TASK INPUT:
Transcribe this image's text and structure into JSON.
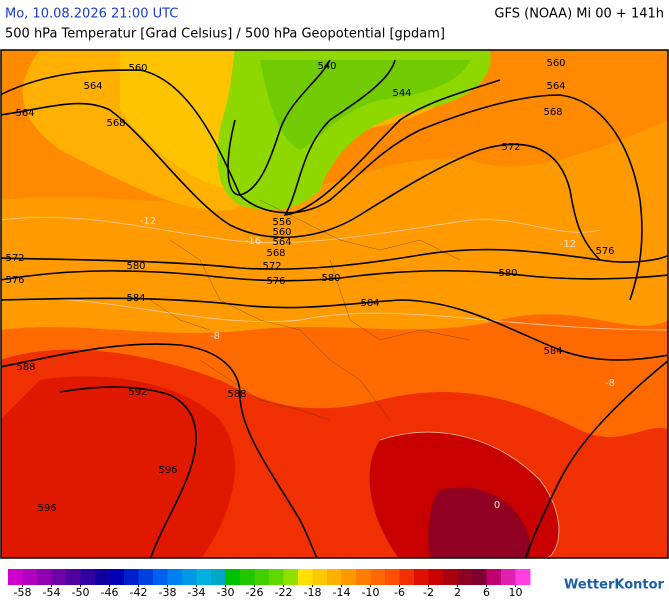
{
  "header": {
    "date": "Mo, 10.08.2026 21:00 UTC",
    "model": "GFS (NOAA) Mi 00 + 141h",
    "subtitle": "500 hPa Temperatur [Grad Celsius] / 500 hPa Geopotential [gpdam]"
  },
  "map": {
    "contour_labels": [
      560,
      564,
      564,
      568,
      540,
      544,
      560,
      564,
      568,
      572,
      556,
      560,
      564,
      568,
      572,
      576,
      580,
      580,
      580,
      572,
      576,
      584,
      584,
      584,
      588,
      588,
      592,
      596,
      596,
      576
    ],
    "temperature_labels": [
      -12,
      -12,
      -16,
      -8,
      -8,
      0
    ]
  },
  "colorbar": {
    "lim": [
      -60,
      12
    ],
    "ticks": [
      -58,
      -54,
      -50,
      -46,
      -42,
      -38,
      -34,
      -30,
      -26,
      -22,
      -18,
      -14,
      -10,
      -6,
      -2,
      2,
      6,
      10
    ],
    "colors": [
      "#d000d0",
      "#b000c0",
      "#9000b0",
      "#7000a8",
      "#5000a0",
      "#3000a0",
      "#1000a0",
      "#0000b4",
      "#0020d0",
      "#0040e0",
      "#0060f0",
      "#0080f0",
      "#0098e8",
      "#00b0e0",
      "#00a8c8",
      "#00c000",
      "#20c800",
      "#40d000",
      "#60d800",
      "#90e000",
      "#ffe000",
      "#ffc800",
      "#ffb000",
      "#ff9800",
      "#ff8000",
      "#ff6800",
      "#ff5000",
      "#f03000",
      "#e01000",
      "#c80000",
      "#a80010",
      "#900020",
      "#800030",
      "#c00070",
      "#e020b0",
      "#ff40e0"
    ]
  },
  "brand": "WetterKontor"
}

REQUIRED WORK: Pictures stay out; repeat all the rest of the records exactly.

ANSWER TO THIS TASK:
Transcribe this image's text and structure into JSON.
{
  "header": {
    "date": "Mo, 10.08.2026 21:00 UTC",
    "model": "GFS (NOAA) Mi 00 + 141h",
    "subtitle": "500 hPa Temperatur [Grad Celsius] / 500 hPa Geopotential [gpdam]"
  },
  "map": {
    "contour_labels": [
      560,
      564,
      564,
      568,
      540,
      544,
      560,
      564,
      568,
      572,
      556,
      560,
      564,
      568,
      572,
      576,
      580,
      580,
      580,
      572,
      576,
      584,
      584,
      584,
      588,
      588,
      592,
      596,
      596,
      576
    ],
    "temperature_labels": [
      -12,
      -12,
      -16,
      -8,
      -8,
      0
    ]
  },
  "colorbar": {
    "lim": [
      -60,
      12
    ],
    "ticks": [
      -58,
      -54,
      -50,
      -46,
      -42,
      -38,
      -34,
      -30,
      -26,
      -22,
      -18,
      -14,
      -10,
      -6,
      -2,
      2,
      6,
      10
    ],
    "colors": [
      "#d000d0",
      "#b000c0",
      "#9000b0",
      "#7000a8",
      "#5000a0",
      "#3000a0",
      "#1000a0",
      "#0000b4",
      "#0020d0",
      "#0040e0",
      "#0060f0",
      "#0080f0",
      "#0098e8",
      "#00b0e0",
      "#00a8c8",
      "#00c000",
      "#20c800",
      "#40d000",
      "#60d800",
      "#90e000",
      "#ffe000",
      "#ffc800",
      "#ffb000",
      "#ff9800",
      "#ff8000",
      "#ff6800",
      "#ff5000",
      "#f03000",
      "#e01000",
      "#c80000",
      "#a80010",
      "#900020",
      "#800030",
      "#c00070",
      "#e020b0",
      "#ff40e0"
    ]
  },
  "brand": "WetterKontor"
}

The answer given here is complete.